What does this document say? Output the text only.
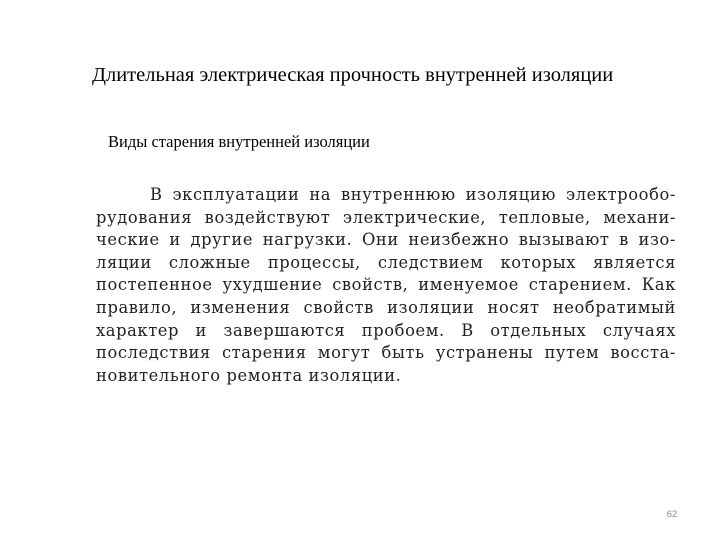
Длительная электрическая прочность внутренней изоляции
Виды старения внутренней изоляции
В эксплуатации на внутреннюю изоляцию электрообо-
рудования воздействуют электрические, тепловые, механи-
ческие и другие нагрузки. Они неизбежно вызывают в изо-
ляции сложные процессы, следствием которых является
постепенное ухудшение свойств, именуемое старением. Как
правило, изменения свойств изоляции носят необратимый
характер и завершаются пробоем. В отдельных случаях
последствия старения могут быть устранены путем восста-
новительного ремонта изоляции.
62
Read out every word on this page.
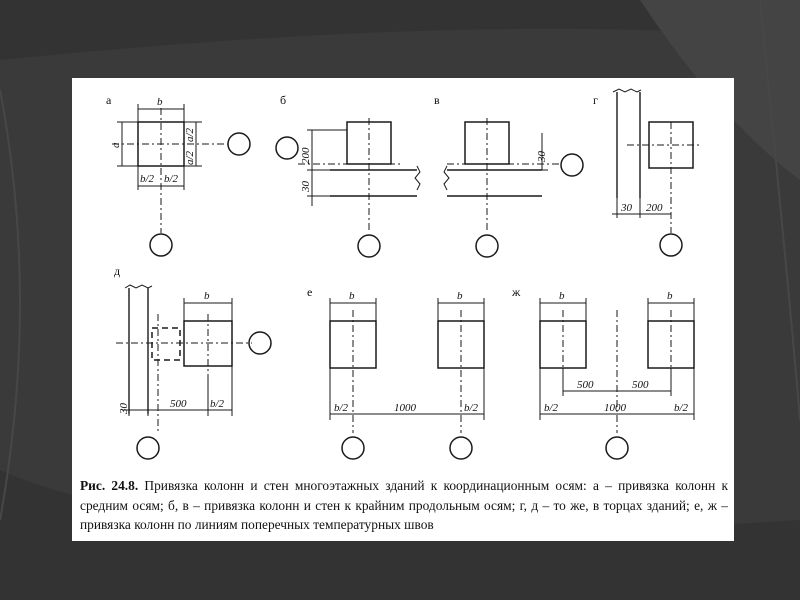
а	b
a
a/2
a/2
b/2 b/2
б
200
30
в
30
г
30 200
д
b
30	500 b/2
е	b	b
b/2	1000	b/2
ж	b	b
500	500
b/2	1000	b/2
Рис. 24.8. Привязка колонн и стен многоэтажных зданий к координационным осям: а – привязка колонн к средним осям; б, в – привязка колонн и стен к крайним продольным осям; г, д – то же, в торцах зданий; е, ж – привязка колонн по линиям поперечных температурных швов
++++
Make a verbatim copy of all the entries and strip out the pictures.

What does this document say? Output the text only.
Длительная электрическая прочность внутренней изоляции
Виды старения внутренней изоляции
В эксплуатации на внутреннюю изоляцию электрообо-
рудования воздействуют электрические, тепловые, механи-
ческие и другие нагрузки. Они неизбежно вызывают в изо-
ляции сложные процессы, следствием которых является
постепенное ухудшение свойств, именуемое старением. Как
правило, изменения свойств изоляции носят необратимый
характер и завершаются пробоем. В отдельных случаях
последствия старения могут быть устранены путем восста-
новительного ремонта изоляции.
62
Read out every word on this page.
а	b
a
a/2
a/2
b/2 b/2
б
200
30
в
30
г
30 200
д
b
30	500 b/2
е	b	b
b/2	1000	b/2
ж	b	b
500	500
b/2	1000	b/2
Рис. 24.8. Привязка колонн и стен многоэтажных зданий к координационным осям: а – привязка колонн к средним осям; б, в – привязка колонн и стен к крайним продольным осям; г, д – то же, в торцах зданий; е, ж – привязка колонн по линиям поперечных температурных швов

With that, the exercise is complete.